C’est surprenant de retrouver à Mirabel un campus rural et la dynamique universitaire qu’on lui doit. Et très décevant d’apprendre que la Région Auvergne-Rhône Alpes vient de lui signifier que la convention formation continue ne serait pas renouvelée. C’est un bien mauvais coup porté à la ruralité.

La référence au Domaine du Pradel et à Olivier de Serres nous amène naturellement vers mon second point. « Ne pas voler la terre, se savoir toujours en dette ».  Voilà résumée la pensée d’Olivier de Serres, père de l’Agrologie française, homme de paix dans un siècle de guerre.

Si je suis tant engagée au niveau national sur ces questions c’est parce que je sais qu’Olivier de Serres avait raison. Notre avenir, celui de la ruralité et de l’humanité dépend de l’utilisation que l’on fait de notre patrimoine terre, de nos ressources naturelles.

Consigne:
Prolongez le texte sur Olivier de Serres et l'avenir de la ruralité en reprenant juste après sa dernière phrase.

Entrées de données extraites:
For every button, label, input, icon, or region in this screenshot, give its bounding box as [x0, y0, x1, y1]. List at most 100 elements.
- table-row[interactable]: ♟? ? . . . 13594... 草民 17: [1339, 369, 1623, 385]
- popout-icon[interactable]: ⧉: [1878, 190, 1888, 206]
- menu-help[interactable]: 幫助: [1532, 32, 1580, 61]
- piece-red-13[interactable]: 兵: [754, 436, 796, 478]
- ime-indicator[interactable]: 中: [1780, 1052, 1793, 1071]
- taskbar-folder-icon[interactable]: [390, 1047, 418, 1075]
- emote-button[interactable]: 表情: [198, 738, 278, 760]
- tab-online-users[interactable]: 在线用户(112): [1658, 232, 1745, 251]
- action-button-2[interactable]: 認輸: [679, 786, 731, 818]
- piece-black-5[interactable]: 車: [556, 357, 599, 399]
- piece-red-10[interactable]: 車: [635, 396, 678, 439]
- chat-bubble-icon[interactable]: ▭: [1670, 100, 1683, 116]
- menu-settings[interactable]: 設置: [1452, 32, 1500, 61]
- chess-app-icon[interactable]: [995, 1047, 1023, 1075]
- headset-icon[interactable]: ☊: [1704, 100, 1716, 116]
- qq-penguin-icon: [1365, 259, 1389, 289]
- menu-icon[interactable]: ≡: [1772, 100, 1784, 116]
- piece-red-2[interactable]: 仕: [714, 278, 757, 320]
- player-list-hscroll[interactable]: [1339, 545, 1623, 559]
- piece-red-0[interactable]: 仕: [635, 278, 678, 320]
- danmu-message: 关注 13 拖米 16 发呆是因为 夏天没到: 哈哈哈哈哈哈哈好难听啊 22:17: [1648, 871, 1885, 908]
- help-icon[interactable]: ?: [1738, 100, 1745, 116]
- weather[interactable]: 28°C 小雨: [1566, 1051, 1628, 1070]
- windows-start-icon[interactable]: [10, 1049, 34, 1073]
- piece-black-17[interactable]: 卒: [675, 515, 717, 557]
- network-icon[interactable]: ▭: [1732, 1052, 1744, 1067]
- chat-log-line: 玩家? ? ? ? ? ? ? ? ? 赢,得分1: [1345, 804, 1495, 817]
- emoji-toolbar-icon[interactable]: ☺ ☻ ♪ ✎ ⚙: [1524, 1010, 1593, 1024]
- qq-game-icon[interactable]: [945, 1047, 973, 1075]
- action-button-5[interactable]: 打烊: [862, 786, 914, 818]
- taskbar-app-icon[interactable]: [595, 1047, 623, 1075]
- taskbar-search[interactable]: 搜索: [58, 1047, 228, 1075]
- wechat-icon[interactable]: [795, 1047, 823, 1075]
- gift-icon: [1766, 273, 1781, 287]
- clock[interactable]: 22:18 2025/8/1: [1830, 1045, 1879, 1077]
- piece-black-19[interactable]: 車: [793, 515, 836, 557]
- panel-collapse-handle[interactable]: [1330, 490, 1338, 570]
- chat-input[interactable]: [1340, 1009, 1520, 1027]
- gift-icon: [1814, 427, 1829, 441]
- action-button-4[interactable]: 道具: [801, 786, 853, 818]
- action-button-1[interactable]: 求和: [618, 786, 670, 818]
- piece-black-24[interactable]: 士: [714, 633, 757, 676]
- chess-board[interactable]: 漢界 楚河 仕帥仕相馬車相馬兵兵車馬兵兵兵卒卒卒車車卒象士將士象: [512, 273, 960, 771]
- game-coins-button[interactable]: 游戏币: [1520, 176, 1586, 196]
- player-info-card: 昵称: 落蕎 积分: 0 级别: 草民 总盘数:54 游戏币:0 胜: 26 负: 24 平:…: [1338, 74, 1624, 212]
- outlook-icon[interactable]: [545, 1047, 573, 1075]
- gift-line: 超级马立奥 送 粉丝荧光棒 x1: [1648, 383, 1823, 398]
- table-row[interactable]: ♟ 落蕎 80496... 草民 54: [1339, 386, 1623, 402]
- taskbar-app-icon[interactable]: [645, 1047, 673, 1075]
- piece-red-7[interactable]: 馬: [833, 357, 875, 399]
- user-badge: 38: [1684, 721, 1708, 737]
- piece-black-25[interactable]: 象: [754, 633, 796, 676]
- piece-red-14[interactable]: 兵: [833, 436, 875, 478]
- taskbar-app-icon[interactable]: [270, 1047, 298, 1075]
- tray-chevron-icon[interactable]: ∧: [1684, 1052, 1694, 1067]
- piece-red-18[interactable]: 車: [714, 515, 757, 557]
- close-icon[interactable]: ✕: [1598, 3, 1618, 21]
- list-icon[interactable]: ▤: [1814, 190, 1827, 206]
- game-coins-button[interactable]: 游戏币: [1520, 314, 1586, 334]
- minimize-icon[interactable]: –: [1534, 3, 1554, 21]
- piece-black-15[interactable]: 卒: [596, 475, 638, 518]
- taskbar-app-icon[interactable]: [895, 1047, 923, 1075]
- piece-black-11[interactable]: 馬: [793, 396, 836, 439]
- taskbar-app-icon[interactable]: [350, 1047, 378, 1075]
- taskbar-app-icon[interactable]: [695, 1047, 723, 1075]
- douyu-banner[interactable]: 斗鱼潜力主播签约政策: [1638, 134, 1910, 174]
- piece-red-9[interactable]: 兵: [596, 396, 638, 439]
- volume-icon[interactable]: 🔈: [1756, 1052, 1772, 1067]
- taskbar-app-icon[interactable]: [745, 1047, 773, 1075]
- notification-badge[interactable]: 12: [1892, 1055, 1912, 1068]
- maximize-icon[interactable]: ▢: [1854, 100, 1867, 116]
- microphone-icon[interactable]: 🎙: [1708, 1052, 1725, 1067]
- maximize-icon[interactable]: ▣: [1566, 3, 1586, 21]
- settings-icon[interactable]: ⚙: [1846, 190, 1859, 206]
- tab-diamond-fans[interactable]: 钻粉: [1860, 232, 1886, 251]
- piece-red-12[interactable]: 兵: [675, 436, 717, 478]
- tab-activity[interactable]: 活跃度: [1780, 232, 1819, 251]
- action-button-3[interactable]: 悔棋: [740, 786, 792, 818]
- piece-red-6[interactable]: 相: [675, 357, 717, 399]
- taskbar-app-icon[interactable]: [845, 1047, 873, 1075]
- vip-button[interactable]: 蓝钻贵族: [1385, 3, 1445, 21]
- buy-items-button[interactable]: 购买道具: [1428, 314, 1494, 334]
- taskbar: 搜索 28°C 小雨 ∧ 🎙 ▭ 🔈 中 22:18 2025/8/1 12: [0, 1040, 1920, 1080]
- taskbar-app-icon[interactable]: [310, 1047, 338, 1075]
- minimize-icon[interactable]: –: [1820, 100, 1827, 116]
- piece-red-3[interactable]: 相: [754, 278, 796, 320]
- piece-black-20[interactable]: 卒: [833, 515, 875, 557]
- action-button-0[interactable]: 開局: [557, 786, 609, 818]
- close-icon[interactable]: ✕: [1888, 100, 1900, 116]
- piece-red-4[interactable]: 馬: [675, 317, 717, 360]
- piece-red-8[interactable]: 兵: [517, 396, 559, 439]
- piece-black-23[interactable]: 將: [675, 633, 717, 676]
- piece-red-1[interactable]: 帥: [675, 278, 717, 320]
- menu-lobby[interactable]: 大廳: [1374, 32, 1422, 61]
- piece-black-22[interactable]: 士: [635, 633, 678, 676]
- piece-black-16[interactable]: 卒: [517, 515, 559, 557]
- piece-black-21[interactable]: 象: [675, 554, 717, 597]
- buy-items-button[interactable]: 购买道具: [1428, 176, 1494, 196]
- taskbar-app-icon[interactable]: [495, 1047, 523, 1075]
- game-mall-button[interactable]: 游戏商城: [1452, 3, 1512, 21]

Réponse:
Mais notre avenir, certains s’en soucient peu. Ils  préfèrent voir s’enrichir le portefeuille des actionnaires plutôt que la terre de nos ancêtres. Malgré les dégâts, malgré les dysfonctionnements, malgré les nombreuses études scientifiques les décisions courageuses se font attendre. J’en veux pour preuve celle de l’Europe sur le glyphosate, ou celle qui revient à l’Assemblée Nationale  la semaine prochaine sur les néonicotinoïdes. C’est ainsi que je mène mon combat pour la Ruralité : en préservant le foncier agricole, la qualité de nos sols… Adapter nos productions au changement climatique c’est bien. Lui tordre le coup, c’est mieux !

Il existe dans ce monde des hommes et des femmes qui ont des intérêts contradictoires aux nôtres et c’est face à ces lobbies que je mène mon action. Ils sont très présents à l’Assemblée, se soucient peu de nos intérêts et voudraient notre bonheur malgré nous. Ce sont les mêmes qu’on retrouve à Bruxelles et qui tiennent la plume pour le TAFTA. Sur ce point, j’attire votre attention nous devons être sans concession. Ce traité peut nous condamner !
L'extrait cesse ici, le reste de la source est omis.